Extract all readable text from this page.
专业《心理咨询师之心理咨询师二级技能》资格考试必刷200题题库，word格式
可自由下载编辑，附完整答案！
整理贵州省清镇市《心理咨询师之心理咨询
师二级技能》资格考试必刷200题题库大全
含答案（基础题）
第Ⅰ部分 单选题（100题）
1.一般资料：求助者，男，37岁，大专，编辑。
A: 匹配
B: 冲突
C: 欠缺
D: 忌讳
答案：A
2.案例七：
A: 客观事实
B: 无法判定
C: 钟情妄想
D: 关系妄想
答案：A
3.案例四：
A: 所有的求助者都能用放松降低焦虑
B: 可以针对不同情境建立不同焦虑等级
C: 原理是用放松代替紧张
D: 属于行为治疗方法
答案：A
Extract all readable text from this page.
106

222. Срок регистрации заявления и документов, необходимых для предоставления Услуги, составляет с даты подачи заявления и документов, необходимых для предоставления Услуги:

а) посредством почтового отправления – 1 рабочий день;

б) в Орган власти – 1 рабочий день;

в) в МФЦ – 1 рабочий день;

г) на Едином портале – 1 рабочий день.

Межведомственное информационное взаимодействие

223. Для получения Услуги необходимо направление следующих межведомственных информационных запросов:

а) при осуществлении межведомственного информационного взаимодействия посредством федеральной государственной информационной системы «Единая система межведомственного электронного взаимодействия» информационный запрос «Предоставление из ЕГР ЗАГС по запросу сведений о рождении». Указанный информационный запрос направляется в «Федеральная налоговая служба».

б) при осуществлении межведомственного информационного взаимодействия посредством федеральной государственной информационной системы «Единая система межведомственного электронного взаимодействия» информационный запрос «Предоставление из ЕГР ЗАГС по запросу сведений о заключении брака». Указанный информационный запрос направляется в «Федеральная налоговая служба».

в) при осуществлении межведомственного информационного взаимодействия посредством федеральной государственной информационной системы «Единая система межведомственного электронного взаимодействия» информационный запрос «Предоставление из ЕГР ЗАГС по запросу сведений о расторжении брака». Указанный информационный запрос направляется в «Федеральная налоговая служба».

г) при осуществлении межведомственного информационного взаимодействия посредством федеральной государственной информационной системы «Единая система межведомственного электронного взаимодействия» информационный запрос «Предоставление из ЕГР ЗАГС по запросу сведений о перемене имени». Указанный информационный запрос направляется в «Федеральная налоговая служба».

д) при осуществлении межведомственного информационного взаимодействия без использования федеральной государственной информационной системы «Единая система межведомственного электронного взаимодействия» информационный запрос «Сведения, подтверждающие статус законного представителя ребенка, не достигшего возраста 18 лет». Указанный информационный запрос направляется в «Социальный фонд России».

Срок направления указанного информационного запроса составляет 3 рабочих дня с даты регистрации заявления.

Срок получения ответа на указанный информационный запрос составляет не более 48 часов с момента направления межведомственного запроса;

**Work to be completed:** Reproduce the listing in full. Keep it exactly as written.

**Response:**
Extract all readable text from this page.
专业《心理咨询师之心理咨询师二级技能》资格考试必刷200题题库，word格式
可自由下载编辑，附完整答案！
整理贵州省清镇市《心理咨询师之心理咨询
师二级技能》资格考试必刷200题题库大全
含答案（基础题）
第Ⅰ部分 单选题（100题）
1.一般资料：求助者，男，37岁，大专，编辑。
A: 匹配
B: 冲突
C: 欠缺
D: 忌讳
答案：A
2.案例七：
A: 客观事实
B: 无法判定
C: 钟情妄想
D: 关系妄想
答案：A
3.案例四：
A: 所有的求助者都能用放松降低焦虑
B: 可以针对不同情境建立不同焦虑等级
C: 原理是用放松代替紧张
D: 属于行为治疗方法
答案：A
Extract all readable text from this page.
106

222. Срок регистрации заявления и документов, необходимых для предоставления Услуги, составляет с даты подачи заявления и документов, необходимых для предоставления Услуги:

а) посредством почтового отправления – 1 рабочий день;

б) в Орган власти – 1 рабочий день;

в) в МФЦ – 1 рабочий день;

г) на Едином портале – 1 рабочий день.

Межведомственное информационное взаимодействие

223. Для получения Услуги необходимо направление следующих межведомственных информационных запросов:

а) при осуществлении межведомственного информационного взаимодействия посредством федеральной государственной информационной системы «Единая система межведомственного электронного взаимодействия» информационный запрос «Предоставление из ЕГР ЗАГС по запросу сведений о рождении». Указанный информационный запрос направляется в «Федеральная налоговая служба».

б) при осуществлении межведомственного информационного взаимодействия посредством федеральной государственной информационной системы «Единая система межведомственного электронного взаимодействия» информационный запрос «Предоставление из ЕГР ЗАГС по запросу сведений о заключении брака». Указанный информационный запрос направляется в «Федеральная налоговая служба».

в) при осуществлении межведомственного информационного взаимодействия посредством федеральной государственной информационной системы «Единая система межведомственного электронного взаимодействия» информационный запрос «Предоставление из ЕГР ЗАГС по запросу сведений о расторжении брака». Указанный информационный запрос направляется в «Федеральная налоговая служба».

г) при осуществлении межведомственного информационного взаимодействия посредством федеральной государственной информационной системы «Единая система межведомственного электронного взаимодействия» информационный запрос «Предоставление из ЕГР ЗАГС по запросу сведений о перемене имени». Указанный информационный запрос направляется в «Федеральная налоговая служба».

д) при осуществлении межведомственного информационного взаимодействия без использования федеральной государственной информационной системы «Единая система межведомственного электронного взаимодействия» информационный запрос «Сведения, подтверждающие статус законного представителя ребенка, не достигшего возраста 18 лет». Указанный информационный запрос направляется в «Социальный фонд России».

Срок направления указанного информационного запроса составляет 3 рабочих дня с даты регистрации заявления.

Срок получения ответа на указанный информационный запрос составляет не более 48 часов с момента направления межведомственного запроса;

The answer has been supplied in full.